[Dataset items]
** begin **

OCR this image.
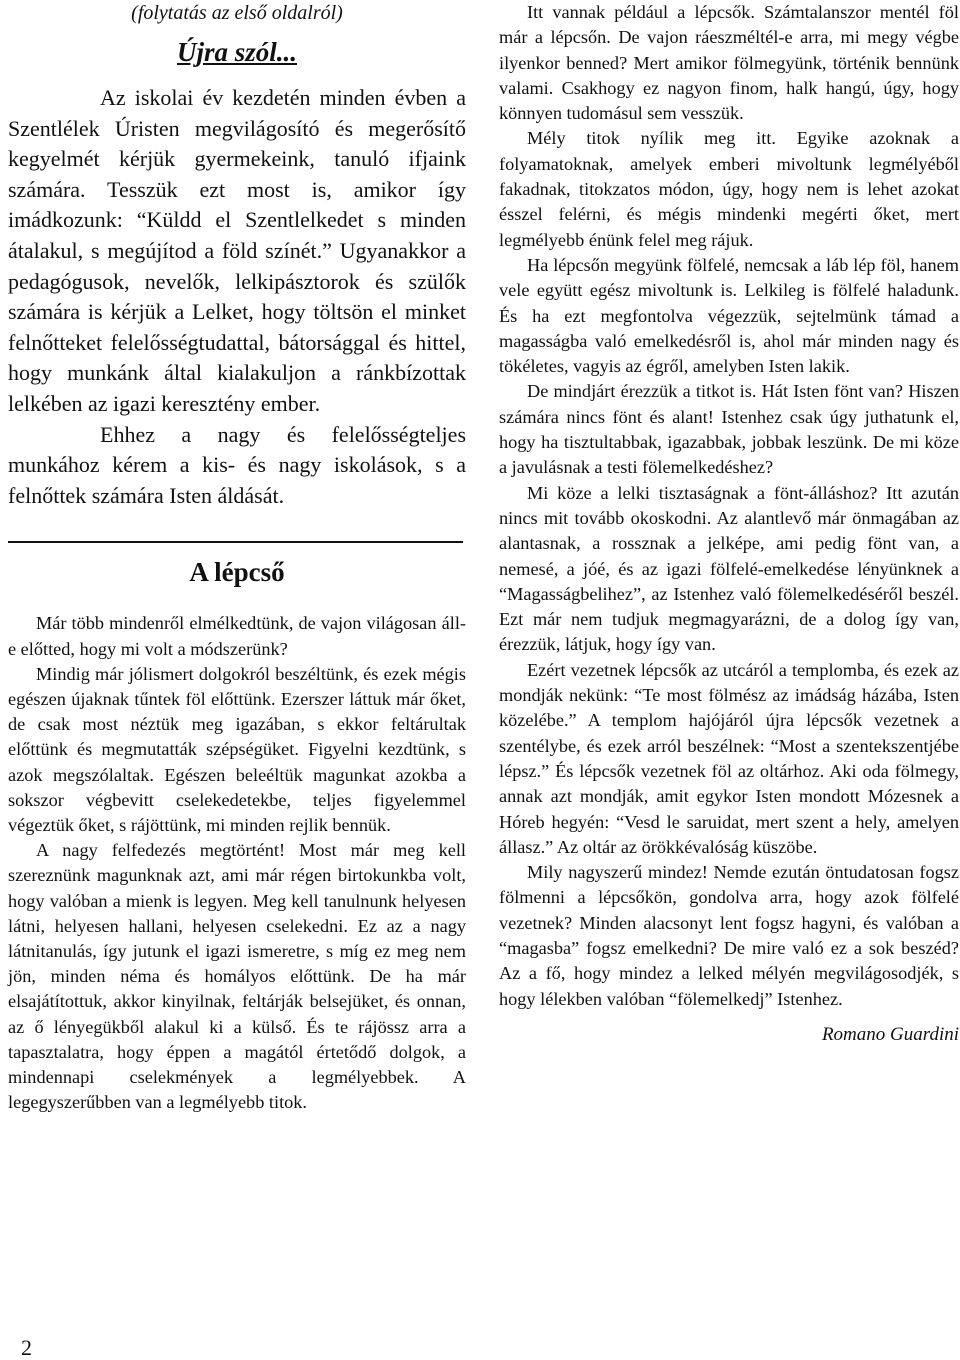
(folytatás az első oldalról)

Újra szól...

Az iskolai év kezdetén minden évben a Szentlélek Úristen megvilágosító és megerősítő kegyelmét kérjük gyermekeink, tanuló ifjaink számára. Tesszük ezt most is, amikor így imádkozunk: “Küldd el Szentlelkedet s minden átalakul, s megújítod a föld színét.” Ugyanakkor a pedagógusok, nevelők, lelkipásztorok és szülők számára is kérjük a Lelket, hogy töltsön el minket felnőtteket felelősségtudattal, bátorsággal és hittel, hogy munkánk által kialakuljon a ránkbízottak lelkében az igazi keresztény ember.

Ehhez a nagy és felelősségteljes munkához kérem a kis- és nagy iskolások, s a felnőttek számára Isten áldását.

A lépcső

Már több mindenről elmélkedtünk, de vajon világosan áll-e előtted, hogy mi volt a módszerünk?

Mindig már jólismert dolgokról beszéltünk, és ezek mégis egészen újaknak tűntek föl előttünk. Ezerszer láttuk már őket, de csak most néztük meg igazában, s ekkor feltárultak előttünk és megmutatták szépségüket. Figyelni kezdtünk, s azok megszólaltak. Egészen beleéltük magunkat azokba a sokszor végbevitt cselekedetekbe, teljes figyelemmel végeztük őket, s rájöttünk, mi minden rejlik bennük.

A nagy felfedezés megtörtént! Most már meg kell szereznünk magunknak azt, ami már régen birtokunkba volt, hogy valóban a mienk is legyen. Meg kell tanulnunk helyesen látni, helyesen hallani, helyesen cselekedni. Ez az a nagy látnitanulás, így jutunk el igazi ismeretre, s míg ez meg nem jön, minden néma és homályos előttünk. De ha már elsajátítottuk, akkor kinyilnak, feltárják belsejüket, és onnan, az ő lényegükből alakul ki a külső. És te rájössz arra a tapasztalatra, hogy éppen a magától értetődő dolgok, a mindennapi cselekmények a legmélyebbek. A legegyszerűbben van a legmélyebb titok.

2

Itt vannak például a lépcsők. Számtalanszor mentél föl már a lépcsőn. De vajon ráeszméltél-e arra, mi megy végbe ilyenkor benned? Mert amikor fölmegyünk, történik bennünk valami. Csakhogy ez nagyon finom, halk hangú, úgy, hogy könnyen tudomásul sem vesszük.

Mély titok nyílik meg itt. Egyike azoknak a folyamatoknak, amelyek emberi mivoltunk legmélyéből fakadnak, titokzatos módon, úgy, hogy nem is lehet azokat ésszel felérni, és mégis mindenki megérti őket, mert legmélyebb énünk felel meg rájuk.

Ha lépcsőn megyünk fölfelé, nemcsak a láb lép föl, hanem vele együtt egész mivoltunk is. Lelkileg is fölfelé haladunk. És ha ezt megfontolva végezzük, sejtelmünk támad a magasságba való emelkedésről is, ahol már minden nagy és tökéletes, vagyis az égről, amelyben Isten lakik.

De mindjárt érezzük a titkot is. Hát Isten fönt van? Hiszen számára nincs fönt és alant! Istenhez csak úgy juthatunk el, hogy ha tisztultabbak, igazabbak, jobbak leszünk. De mi köze a javulásnak a testi fölemelkedéshez?

Mi köze a lelki tisztaságnak a fönt-álláshoz? Itt azután nincs mit tovább okoskodni. Az alantlevő már önmagában az alantasnak, a rossznak a jelképe, ami pedig fönt van, a nemesé, a jóé, és az igazi fölfelé-emelkedése lényünknek a “Magasságbelihez”, az Istenhez való fölemelkedéséről beszél. Ezt már nem tudjuk megmagyarázni, de a dolog így van, érezzük, látjuk, hogy így van.

Ezért vezetnek lépcsők az utcáról a templomba, és ezek az mondják nekünk: “Te most fölmész az imádság házába, Isten közelébe.” A templom hajójáról újra lépcsők vezetnek a szentélybe, és ezek arról beszélnek: “Most a szentekszentjébe lépsz.” És lépcsők vezetnek föl az oltárhoz. Aki oda fölmegy, annak azt mondják, amit egykor Isten mondott Mózesnek a Hóreb hegyén: “Vesd le saruidat, mert szent a hely, amelyen állasz.” Az oltár az örökkévalóság küszöbe.

Mily nagyszerű mindez! Nemde ezután öntudatosan fogsz fölmenni a lépcsőkön, gondolva arra, hogy azok fölfelé vezetnek? Minden alacsonyt lent fogsz hagyni, és valóban a “magasba” fogsz emelkedni? De mire való ez a sok beszéd? Az a fő, hogy mindez a lelked mélyén megvilágosodjék, s hogy lélekben valóban “fölemelkedj” Istenhez.

Romano Guardini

** end **

Directive:
Return the full material word for word. Do not include the pictures.

Solution for this task:
OCR this image.
(folytatás az első oldalról)

Újra szól...

Az iskolai év kezdetén minden évben a Szentlélek Úristen megvilágosító és megerősítő kegyelmét kérjük gyermekeink, tanuló ifjaink számára. Tesszük ezt most is, amikor így imádkozunk: “Küldd el Szentlelkedet s minden átalakul, s megújítod a föld színét.” Ugyanakkor a pedagógusok, nevelők, lelkipásztorok és szülők számára is kérjük a Lelket, hogy töltsön el minket felnőtteket felelősségtudattal, bátorsággal és hittel, hogy munkánk által kialakuljon a ránkbízottak lelkében az igazi keresztény ember.

Ehhez a nagy és felelősségteljes munkához kérem a kis- és nagy iskolások, s a felnőttek számára Isten áldását.

A lépcső

Már több mindenről elmélkedtünk, de vajon világosan áll-e előtted, hogy mi volt a módszerünk?

Mindig már jólismert dolgokról beszéltünk, és ezek mégis egészen újaknak tűntek föl előttünk. Ezerszer láttuk már őket, de csak most néztük meg igazában, s ekkor feltárultak előttünk és megmutatták szépségüket. Figyelni kezdtünk, s azok megszólaltak. Egészen beleéltük magunkat azokba a sokszor végbevitt cselekedetekbe, teljes figyelemmel végeztük őket, s rájöttünk, mi minden rejlik bennük.

A nagy felfedezés megtörtént! Most már meg kell szereznünk magunknak azt, ami már régen birtokunkba volt, hogy valóban a mienk is legyen. Meg kell tanulnunk helyesen látni, helyesen hallani, helyesen cselekedni. Ez az a nagy látnitanulás, így jutunk el igazi ismeretre, s míg ez meg nem jön, minden néma és homályos előttünk. De ha már elsajátítottuk, akkor kinyilnak, feltárják belsejüket, és onnan, az ő lényegükből alakul ki a külső. És te rájössz arra a tapasztalatra, hogy éppen a magától értetődő dolgok, a mindennapi cselekmények a legmélyebbek. A legegyszerűbben van a legmélyebb titok.

2

Itt vannak például a lépcsők. Számtalanszor mentél föl már a lépcsőn. De vajon ráeszméltél-e arra, mi megy végbe ilyenkor benned? Mert amikor fölmegyünk, történik bennünk valami. Csakhogy ez nagyon finom, halk hangú, úgy, hogy könnyen tudomásul sem vesszük.

Mély titok nyílik meg itt. Egyike azoknak a folyamatoknak, amelyek emberi mivoltunk legmélyéből fakadnak, titokzatos módon, úgy, hogy nem is lehet azokat ésszel felérni, és mégis mindenki megérti őket, mert legmélyebb énünk felel meg rájuk.

Ha lépcsőn megyünk fölfelé, nemcsak a láb lép föl, hanem vele együtt egész mivoltunk is. Lelkileg is fölfelé haladunk. És ha ezt megfontolva végezzük, sejtelmünk támad a magasságba való emelkedésről is, ahol már minden nagy és tökéletes, vagyis az égről, amelyben Isten lakik.

De mindjárt érezzük a titkot is. Hát Isten fönt van? Hiszen számára nincs fönt és alant! Istenhez csak úgy juthatunk el, hogy ha tisztultabbak, igazabbak, jobbak leszünk. De mi köze a javulásnak a testi fölemelkedéshez?

Mi köze a lelki tisztaságnak a fönt-álláshoz? Itt azután nincs mit tovább okoskodni. Az alantlevő már önmagában az alantasnak, a rossznak a jelképe, ami pedig fönt van, a nemesé, a jóé, és az igazi fölfelé-emelkedése lényünknek a “Magasságbelihez”, az Istenhez való fölemelkedéséről beszél. Ezt már nem tudjuk megmagyarázni, de a dolog így van, érezzük, látjuk, hogy így van.

Ezért vezetnek lépcsők az utcáról a templomba, és ezek az mondják nekünk: “Te most fölmész az imádság házába, Isten közelébe.” A templom hajójáról újra lépcsők vezetnek a szentélybe, és ezek arról beszélnek: “Most a szentekszentjébe lépsz.” És lépcsők vezetnek föl az oltárhoz. Aki oda fölmegy, annak azt mondják, amit egykor Isten mondott Mózesnek a Hóreb hegyén: “Vesd le saruidat, mert szent a hely, amelyen állasz.” Az oltár az örökkévalóság küszöbe.

Mily nagyszerű mindez! Nemde ezután öntudatosan fogsz fölmenni a lépcsőkön, gondolva arra, hogy azok fölfelé vezetnek? Minden alacsonyt lent fogsz hagyni, és valóban a “magasba” fogsz emelkedni? De mire való ez a sok beszéd? Az a fő, hogy mindez a lelked mélyén megvilágosodjék, s hogy lélekben valóban “fölemelkedj” Istenhez.

Romano Guardini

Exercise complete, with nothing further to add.